**GOAL:**
Restate the data below word for word. Skip any images it contains.

>> begin DATASET EXCERPTS

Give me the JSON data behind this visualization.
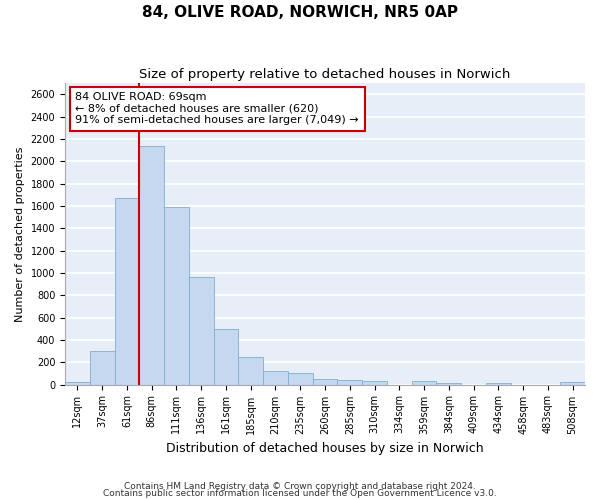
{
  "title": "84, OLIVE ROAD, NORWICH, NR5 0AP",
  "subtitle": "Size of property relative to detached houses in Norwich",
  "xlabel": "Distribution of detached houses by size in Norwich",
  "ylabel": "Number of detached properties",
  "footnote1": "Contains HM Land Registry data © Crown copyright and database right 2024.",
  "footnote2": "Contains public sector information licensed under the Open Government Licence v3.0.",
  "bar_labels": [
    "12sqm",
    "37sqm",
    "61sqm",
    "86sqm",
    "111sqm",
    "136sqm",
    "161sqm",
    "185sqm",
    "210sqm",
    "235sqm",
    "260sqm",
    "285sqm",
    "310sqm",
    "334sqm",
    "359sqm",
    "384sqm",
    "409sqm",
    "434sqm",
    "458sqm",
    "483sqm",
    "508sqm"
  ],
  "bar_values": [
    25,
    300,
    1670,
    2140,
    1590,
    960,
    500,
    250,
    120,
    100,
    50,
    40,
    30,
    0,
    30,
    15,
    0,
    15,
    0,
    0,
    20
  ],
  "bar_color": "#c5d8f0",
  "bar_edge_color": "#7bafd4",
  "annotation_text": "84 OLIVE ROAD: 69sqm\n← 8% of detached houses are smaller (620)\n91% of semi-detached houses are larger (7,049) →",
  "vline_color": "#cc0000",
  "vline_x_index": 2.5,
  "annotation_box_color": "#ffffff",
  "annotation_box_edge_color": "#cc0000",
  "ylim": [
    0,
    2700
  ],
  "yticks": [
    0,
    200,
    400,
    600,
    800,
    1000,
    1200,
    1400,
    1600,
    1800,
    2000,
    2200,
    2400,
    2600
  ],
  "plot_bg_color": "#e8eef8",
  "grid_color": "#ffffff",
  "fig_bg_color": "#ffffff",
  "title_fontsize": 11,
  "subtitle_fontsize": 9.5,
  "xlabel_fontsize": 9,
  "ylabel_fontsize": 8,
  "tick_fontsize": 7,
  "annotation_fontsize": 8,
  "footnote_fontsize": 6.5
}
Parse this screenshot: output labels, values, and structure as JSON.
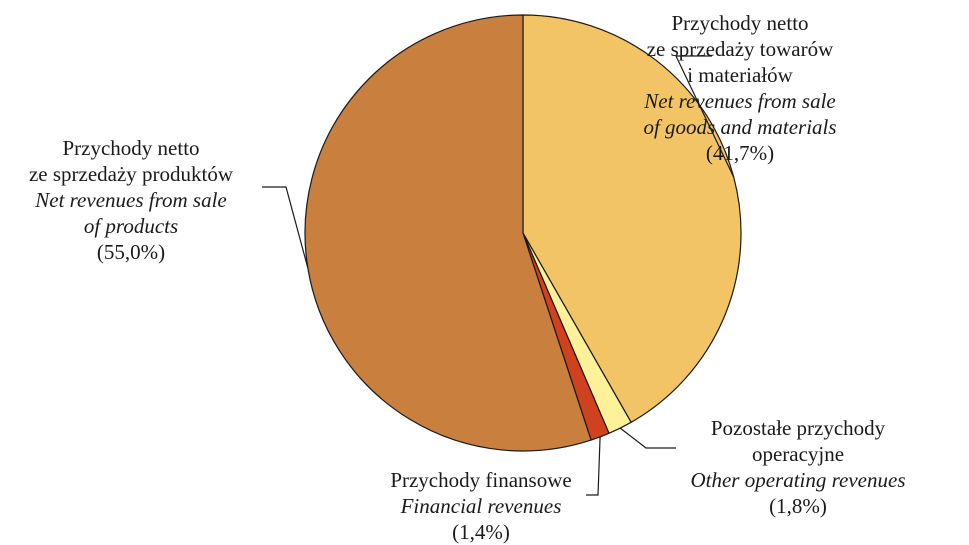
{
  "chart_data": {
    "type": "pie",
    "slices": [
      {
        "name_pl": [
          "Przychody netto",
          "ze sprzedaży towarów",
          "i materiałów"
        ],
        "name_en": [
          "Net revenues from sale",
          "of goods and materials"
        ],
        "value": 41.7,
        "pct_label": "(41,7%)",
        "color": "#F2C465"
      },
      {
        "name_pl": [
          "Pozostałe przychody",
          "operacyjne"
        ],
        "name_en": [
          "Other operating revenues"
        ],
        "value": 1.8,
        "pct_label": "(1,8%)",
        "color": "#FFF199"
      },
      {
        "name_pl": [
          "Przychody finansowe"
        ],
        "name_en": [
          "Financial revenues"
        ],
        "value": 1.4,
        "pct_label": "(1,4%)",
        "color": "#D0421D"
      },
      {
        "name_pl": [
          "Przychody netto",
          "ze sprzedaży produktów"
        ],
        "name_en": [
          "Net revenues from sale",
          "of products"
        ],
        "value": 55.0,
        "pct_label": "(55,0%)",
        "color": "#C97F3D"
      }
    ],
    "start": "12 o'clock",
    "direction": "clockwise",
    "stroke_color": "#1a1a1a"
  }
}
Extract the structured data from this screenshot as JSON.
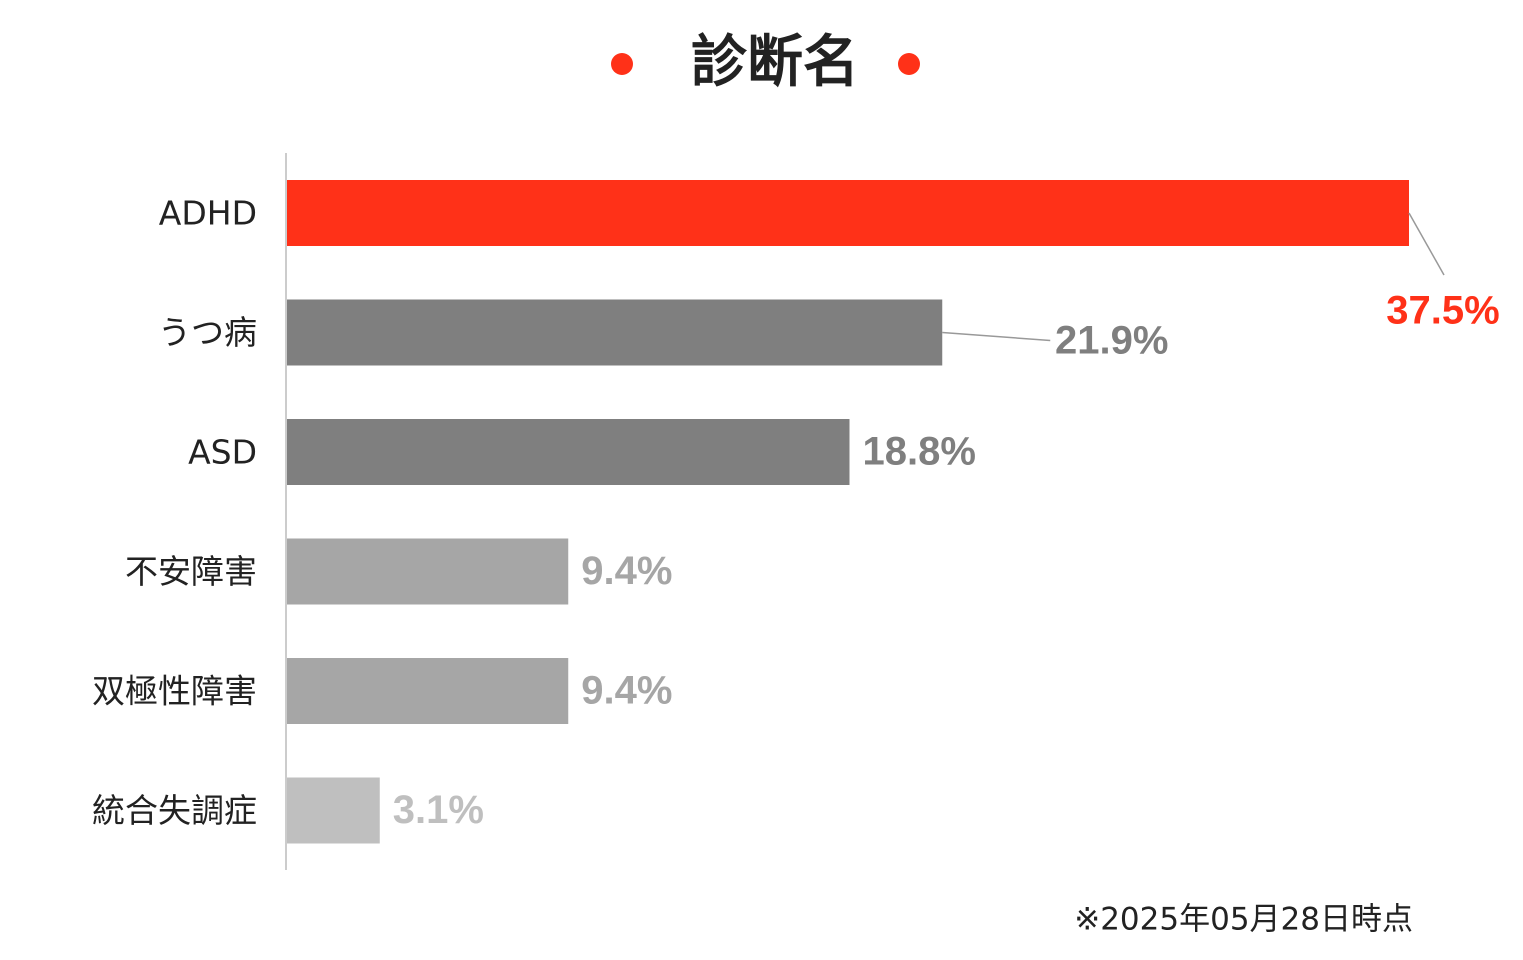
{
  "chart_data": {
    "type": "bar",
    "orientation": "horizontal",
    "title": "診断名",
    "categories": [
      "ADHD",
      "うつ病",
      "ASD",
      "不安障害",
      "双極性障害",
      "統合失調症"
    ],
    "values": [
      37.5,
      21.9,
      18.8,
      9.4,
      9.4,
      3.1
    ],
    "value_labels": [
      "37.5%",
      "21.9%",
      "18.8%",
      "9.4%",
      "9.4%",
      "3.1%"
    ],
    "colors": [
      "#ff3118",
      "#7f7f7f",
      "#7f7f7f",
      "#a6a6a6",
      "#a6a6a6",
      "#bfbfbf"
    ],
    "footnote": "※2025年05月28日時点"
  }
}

>> end DATASET EXCERPTS

**TASK RESPONSE:**
Give me the JSON data behind this visualization.
{
  "title": "84, OLIVE ROAD, NORWICH, NR5 0AP",
  "subtitle": "Size of property relative to detached houses in Norwich",
  "xlabel": "Distribution of detached houses by size in Norwich",
  "ylabel": "Number of detached properties",
  "footnote1": "Contains HM Land Registry data © Crown copyright and database right 2024.",
  "footnote2": "Contains public sector information licensed under the Open Government Licence v3.0.",
  "bar_labels": [
    "12sqm",
    "37sqm",
    "61sqm",
    "86sqm",
    "111sqm",
    "136sqm",
    "161sqm",
    "185sqm",
    "210sqm",
    "235sqm",
    "260sqm",
    "285sqm",
    "310sqm",
    "334sqm",
    "359sqm",
    "384sqm",
    "409sqm",
    "434sqm",
    "458sqm",
    "483sqm",
    "508sqm"
  ],
  "bar_values": [
    25,
    300,
    1670,
    2140,
    1590,
    960,
    500,
    250,
    120,
    100,
    50,
    40,
    30,
    0,
    30,
    15,
    0,
    15,
    0,
    0,
    20
  ],
  "bar_color": "#c5d8f0",
  "bar_edge_color": "#7bafd4",
  "annotation_text": "84 OLIVE ROAD: 69sqm\n← 8% of detached houses are smaller (620)\n91% of semi-detached houses are larger (7,049) →",
  "vline_color": "#cc0000",
  "vline_x_index": 2.5,
  "annotation_box_color": "#ffffff",
  "annotation_box_edge_color": "#cc0000",
  "ylim": [
    0,
    2700
  ],
  "yticks": [
    0,
    200,
    400,
    600,
    800,
    1000,
    1200,
    1400,
    1600,
    1800,
    2000,
    2200,
    2400,
    2600
  ],
  "plot_bg_color": "#e8eef8",
  "grid_color": "#ffffff",
  "fig_bg_color": "#ffffff",
  "title_fontsize": 11,
  "subtitle_fontsize": 9.5,
  "xlabel_fontsize": 9,
  "ylabel_fontsize": 8,
  "tick_fontsize": 7,
  "annotation_fontsize": 8,
  "footnote_fontsize": 6.5
}
Parse this screenshot: output labels, values, and structure as JSON.
{
  "chart_data": {
    "type": "pie",
    "slices": [
      {
        "name_pl": [
          "Przychody netto",
          "ze sprzedaży towarów",
          "i materiałów"
        ],
        "name_en": [
          "Net revenues from sale",
          "of goods and materials"
        ],
        "value": 41.7,
        "pct_label": "(41,7%)",
        "color": "#F2C465"
      },
      {
        "name_pl": [
          "Pozostałe przychody",
          "operacyjne"
        ],
        "name_en": [
          "Other operating revenues"
        ],
        "value": 1.8,
        "pct_label": "(1,8%)",
        "color": "#FFF199"
      },
      {
        "name_pl": [
          "Przychody finansowe"
        ],
        "name_en": [
          "Financial revenues"
        ],
        "value": 1.4,
        "pct_label": "(1,4%)",
        "color": "#D0421D"
      },
      {
        "name_pl": [
          "Przychody netto",
          "ze sprzedaży produktów"
        ],
        "name_en": [
          "Net revenues from sale",
          "of products"
        ],
        "value": 55.0,
        "pct_label": "(55,0%)",
        "color": "#C97F3D"
      }
    ],
    "start": "12 o'clock",
    "direction": "clockwise",
    "stroke_color": "#1a1a1a"
  }
}
Extract the structured data from this screenshot as JSON.
{
  "chart_data": {
    "type": "bar",
    "orientation": "horizontal",
    "title": "診断名",
    "categories": [
      "ADHD",
      "うつ病",
      "ASD",
      "不安障害",
      "双極性障害",
      "統合失調症"
    ],
    "values": [
      37.5,
      21.9,
      18.8,
      9.4,
      9.4,
      3.1
    ],
    "value_labels": [
      "37.5%",
      "21.9%",
      "18.8%",
      "9.4%",
      "9.4%",
      "3.1%"
    ],
    "colors": [
      "#ff3118",
      "#7f7f7f",
      "#7f7f7f",
      "#a6a6a6",
      "#a6a6a6",
      "#bfbfbf"
    ],
    "footnote": "※2025年05月28日時点"
  }
}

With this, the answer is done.